┌─ Input material

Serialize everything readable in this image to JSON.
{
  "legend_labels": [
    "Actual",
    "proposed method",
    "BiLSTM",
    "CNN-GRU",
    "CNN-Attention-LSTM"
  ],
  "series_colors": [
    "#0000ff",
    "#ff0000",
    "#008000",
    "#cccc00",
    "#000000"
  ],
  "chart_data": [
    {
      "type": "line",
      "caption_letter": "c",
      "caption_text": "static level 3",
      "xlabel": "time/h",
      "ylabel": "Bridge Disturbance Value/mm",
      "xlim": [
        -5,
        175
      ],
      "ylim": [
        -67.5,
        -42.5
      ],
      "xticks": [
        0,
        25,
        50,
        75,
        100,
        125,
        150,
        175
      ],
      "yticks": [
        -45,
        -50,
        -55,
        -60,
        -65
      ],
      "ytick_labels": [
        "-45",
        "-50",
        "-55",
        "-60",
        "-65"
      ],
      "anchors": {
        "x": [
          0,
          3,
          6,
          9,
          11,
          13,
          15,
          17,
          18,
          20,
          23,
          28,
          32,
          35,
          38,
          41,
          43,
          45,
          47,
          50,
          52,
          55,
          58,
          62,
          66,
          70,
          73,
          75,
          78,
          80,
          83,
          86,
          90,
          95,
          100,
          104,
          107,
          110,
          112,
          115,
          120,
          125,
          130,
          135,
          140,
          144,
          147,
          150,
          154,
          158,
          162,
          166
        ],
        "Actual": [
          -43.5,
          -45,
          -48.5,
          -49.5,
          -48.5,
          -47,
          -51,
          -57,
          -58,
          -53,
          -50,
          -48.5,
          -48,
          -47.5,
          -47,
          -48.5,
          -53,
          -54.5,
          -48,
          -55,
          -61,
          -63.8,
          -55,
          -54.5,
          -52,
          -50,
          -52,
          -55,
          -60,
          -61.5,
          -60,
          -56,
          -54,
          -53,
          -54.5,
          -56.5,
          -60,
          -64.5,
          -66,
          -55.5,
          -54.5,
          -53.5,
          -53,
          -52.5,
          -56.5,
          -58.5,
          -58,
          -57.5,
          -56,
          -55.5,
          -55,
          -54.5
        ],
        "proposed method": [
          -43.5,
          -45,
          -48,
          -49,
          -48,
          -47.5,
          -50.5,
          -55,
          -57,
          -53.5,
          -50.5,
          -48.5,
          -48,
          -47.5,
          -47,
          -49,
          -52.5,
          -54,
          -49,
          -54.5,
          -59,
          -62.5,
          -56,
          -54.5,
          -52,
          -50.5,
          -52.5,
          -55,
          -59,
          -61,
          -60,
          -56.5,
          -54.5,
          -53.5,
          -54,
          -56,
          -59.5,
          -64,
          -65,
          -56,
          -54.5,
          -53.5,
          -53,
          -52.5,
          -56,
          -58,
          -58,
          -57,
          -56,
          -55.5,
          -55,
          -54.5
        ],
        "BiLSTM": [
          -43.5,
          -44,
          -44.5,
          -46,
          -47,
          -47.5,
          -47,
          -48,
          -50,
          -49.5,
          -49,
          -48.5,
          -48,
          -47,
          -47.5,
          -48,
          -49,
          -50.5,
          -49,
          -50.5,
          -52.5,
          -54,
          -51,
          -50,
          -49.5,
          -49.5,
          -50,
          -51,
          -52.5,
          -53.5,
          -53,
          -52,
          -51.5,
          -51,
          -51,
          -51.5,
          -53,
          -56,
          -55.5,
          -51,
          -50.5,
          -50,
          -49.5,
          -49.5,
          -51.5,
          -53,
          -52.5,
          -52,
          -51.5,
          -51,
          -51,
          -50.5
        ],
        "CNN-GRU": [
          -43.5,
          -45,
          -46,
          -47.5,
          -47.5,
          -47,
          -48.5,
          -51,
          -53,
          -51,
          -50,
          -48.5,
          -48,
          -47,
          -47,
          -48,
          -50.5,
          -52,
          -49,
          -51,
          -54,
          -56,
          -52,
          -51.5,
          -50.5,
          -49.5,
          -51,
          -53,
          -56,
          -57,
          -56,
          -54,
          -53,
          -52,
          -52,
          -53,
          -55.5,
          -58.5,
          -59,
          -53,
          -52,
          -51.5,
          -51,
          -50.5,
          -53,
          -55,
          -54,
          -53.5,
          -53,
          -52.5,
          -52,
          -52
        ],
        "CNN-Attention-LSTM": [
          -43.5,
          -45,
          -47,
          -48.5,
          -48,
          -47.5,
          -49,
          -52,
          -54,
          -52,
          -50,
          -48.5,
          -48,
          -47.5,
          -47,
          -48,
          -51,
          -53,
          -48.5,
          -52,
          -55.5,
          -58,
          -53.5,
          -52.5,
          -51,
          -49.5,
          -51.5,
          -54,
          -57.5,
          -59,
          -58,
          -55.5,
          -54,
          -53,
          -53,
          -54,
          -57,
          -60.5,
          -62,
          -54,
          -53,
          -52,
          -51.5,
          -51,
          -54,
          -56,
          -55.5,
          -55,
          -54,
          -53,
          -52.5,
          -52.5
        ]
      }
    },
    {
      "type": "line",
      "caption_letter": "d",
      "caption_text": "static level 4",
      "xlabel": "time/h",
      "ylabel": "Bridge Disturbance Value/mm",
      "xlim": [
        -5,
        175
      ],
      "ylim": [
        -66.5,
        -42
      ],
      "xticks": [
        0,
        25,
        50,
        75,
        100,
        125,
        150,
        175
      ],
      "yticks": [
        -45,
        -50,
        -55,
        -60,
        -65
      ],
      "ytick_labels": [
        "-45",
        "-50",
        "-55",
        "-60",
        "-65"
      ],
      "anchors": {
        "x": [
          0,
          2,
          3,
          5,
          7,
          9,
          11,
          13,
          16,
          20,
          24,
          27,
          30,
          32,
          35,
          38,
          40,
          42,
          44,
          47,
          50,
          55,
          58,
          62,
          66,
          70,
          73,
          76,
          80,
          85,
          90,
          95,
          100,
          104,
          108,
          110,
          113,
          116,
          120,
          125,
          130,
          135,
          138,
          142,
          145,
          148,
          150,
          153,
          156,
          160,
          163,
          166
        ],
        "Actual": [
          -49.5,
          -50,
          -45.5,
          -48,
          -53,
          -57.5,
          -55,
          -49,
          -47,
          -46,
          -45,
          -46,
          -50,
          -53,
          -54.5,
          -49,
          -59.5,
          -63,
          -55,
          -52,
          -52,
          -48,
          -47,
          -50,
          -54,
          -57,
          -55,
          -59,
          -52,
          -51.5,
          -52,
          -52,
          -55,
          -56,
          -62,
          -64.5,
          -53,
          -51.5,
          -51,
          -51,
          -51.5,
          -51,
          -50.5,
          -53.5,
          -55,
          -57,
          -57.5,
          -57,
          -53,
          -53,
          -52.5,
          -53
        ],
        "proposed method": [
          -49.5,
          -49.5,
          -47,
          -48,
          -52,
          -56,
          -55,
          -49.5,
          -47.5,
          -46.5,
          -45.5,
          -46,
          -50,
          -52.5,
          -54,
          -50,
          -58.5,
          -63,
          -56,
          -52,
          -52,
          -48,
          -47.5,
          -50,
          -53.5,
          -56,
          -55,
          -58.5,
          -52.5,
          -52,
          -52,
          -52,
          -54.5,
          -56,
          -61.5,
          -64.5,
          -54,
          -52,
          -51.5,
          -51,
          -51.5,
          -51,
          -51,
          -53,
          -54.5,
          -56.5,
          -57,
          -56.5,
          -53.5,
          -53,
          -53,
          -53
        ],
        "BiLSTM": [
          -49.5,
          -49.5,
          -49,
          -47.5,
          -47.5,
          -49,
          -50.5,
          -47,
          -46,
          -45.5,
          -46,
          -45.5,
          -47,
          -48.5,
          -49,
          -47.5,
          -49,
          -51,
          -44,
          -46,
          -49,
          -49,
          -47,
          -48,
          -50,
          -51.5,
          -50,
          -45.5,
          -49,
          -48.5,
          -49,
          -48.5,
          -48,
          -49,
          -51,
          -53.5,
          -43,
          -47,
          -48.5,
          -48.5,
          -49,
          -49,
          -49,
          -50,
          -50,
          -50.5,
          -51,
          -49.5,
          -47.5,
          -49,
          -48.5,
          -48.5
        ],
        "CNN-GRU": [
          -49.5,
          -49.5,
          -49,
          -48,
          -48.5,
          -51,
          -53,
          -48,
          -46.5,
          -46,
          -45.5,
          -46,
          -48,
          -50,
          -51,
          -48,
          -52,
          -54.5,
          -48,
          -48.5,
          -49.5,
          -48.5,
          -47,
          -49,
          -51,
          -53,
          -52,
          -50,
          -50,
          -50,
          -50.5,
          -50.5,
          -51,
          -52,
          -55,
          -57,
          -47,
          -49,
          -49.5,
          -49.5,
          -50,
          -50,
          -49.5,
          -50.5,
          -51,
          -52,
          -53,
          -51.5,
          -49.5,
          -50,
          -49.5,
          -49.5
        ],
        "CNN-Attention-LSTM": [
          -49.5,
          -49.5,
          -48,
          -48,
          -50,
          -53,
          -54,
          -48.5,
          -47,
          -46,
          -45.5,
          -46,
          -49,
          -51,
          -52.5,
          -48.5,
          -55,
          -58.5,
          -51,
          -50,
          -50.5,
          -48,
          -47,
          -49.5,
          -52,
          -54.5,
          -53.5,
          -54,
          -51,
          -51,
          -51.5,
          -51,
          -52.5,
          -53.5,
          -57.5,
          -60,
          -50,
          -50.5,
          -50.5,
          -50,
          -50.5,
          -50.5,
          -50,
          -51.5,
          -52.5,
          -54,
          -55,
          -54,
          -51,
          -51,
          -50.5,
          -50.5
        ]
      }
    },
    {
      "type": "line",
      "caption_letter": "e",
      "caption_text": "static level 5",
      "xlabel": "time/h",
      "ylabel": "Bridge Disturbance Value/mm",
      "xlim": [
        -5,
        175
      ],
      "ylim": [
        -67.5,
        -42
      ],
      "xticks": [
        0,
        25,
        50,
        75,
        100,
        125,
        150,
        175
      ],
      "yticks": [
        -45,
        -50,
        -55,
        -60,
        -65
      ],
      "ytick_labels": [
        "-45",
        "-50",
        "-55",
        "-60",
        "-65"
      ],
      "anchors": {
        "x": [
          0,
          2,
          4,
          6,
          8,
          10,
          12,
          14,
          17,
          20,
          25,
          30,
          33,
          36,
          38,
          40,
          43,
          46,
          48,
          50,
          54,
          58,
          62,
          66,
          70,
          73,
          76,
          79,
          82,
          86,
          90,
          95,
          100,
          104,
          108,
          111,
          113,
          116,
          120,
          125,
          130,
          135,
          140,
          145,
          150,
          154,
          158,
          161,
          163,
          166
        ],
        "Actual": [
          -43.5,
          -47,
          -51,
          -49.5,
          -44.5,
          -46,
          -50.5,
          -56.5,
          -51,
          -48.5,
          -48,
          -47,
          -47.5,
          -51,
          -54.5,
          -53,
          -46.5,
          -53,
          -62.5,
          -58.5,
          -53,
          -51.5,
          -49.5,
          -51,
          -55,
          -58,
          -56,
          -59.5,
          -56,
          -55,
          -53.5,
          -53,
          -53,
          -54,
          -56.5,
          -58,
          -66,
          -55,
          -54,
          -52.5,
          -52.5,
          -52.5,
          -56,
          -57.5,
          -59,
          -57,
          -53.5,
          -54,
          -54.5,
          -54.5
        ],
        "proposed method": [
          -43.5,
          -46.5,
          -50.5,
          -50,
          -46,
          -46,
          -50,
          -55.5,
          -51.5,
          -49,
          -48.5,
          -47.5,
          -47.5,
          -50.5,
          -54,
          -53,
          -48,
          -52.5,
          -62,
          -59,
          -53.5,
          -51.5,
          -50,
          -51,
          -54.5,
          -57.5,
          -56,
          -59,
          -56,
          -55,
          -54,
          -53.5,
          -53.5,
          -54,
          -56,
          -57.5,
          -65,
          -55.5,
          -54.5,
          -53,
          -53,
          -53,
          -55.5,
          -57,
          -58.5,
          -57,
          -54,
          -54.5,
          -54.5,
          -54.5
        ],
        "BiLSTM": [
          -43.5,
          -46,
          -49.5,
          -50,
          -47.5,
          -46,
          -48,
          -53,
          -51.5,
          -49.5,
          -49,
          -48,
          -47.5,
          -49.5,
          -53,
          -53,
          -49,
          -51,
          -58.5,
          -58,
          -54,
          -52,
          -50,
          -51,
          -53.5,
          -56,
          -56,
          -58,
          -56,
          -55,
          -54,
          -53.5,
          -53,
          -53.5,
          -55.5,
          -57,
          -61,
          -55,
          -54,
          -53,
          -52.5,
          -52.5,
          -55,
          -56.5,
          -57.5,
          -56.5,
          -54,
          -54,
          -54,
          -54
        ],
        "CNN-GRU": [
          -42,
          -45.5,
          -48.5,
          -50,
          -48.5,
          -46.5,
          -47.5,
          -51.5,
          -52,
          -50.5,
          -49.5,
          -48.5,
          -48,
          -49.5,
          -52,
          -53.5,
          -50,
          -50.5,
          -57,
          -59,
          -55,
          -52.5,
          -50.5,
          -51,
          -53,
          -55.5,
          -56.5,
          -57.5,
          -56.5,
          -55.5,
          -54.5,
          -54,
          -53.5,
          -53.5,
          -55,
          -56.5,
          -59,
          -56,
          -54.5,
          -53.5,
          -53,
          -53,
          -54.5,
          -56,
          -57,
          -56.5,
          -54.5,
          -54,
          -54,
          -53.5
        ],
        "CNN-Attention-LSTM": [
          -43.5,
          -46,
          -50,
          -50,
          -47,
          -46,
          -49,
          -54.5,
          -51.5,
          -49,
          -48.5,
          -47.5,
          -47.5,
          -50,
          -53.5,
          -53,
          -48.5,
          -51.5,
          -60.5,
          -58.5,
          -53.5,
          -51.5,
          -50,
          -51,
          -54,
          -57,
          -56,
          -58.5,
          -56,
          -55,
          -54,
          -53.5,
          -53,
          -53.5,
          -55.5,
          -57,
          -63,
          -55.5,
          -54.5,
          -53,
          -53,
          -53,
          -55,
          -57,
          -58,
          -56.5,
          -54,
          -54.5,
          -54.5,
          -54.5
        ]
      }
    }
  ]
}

└─

- _Problem to work on_:
Count up every line above that has the word "level" in it; answer with the number alone.

- _The result_:
3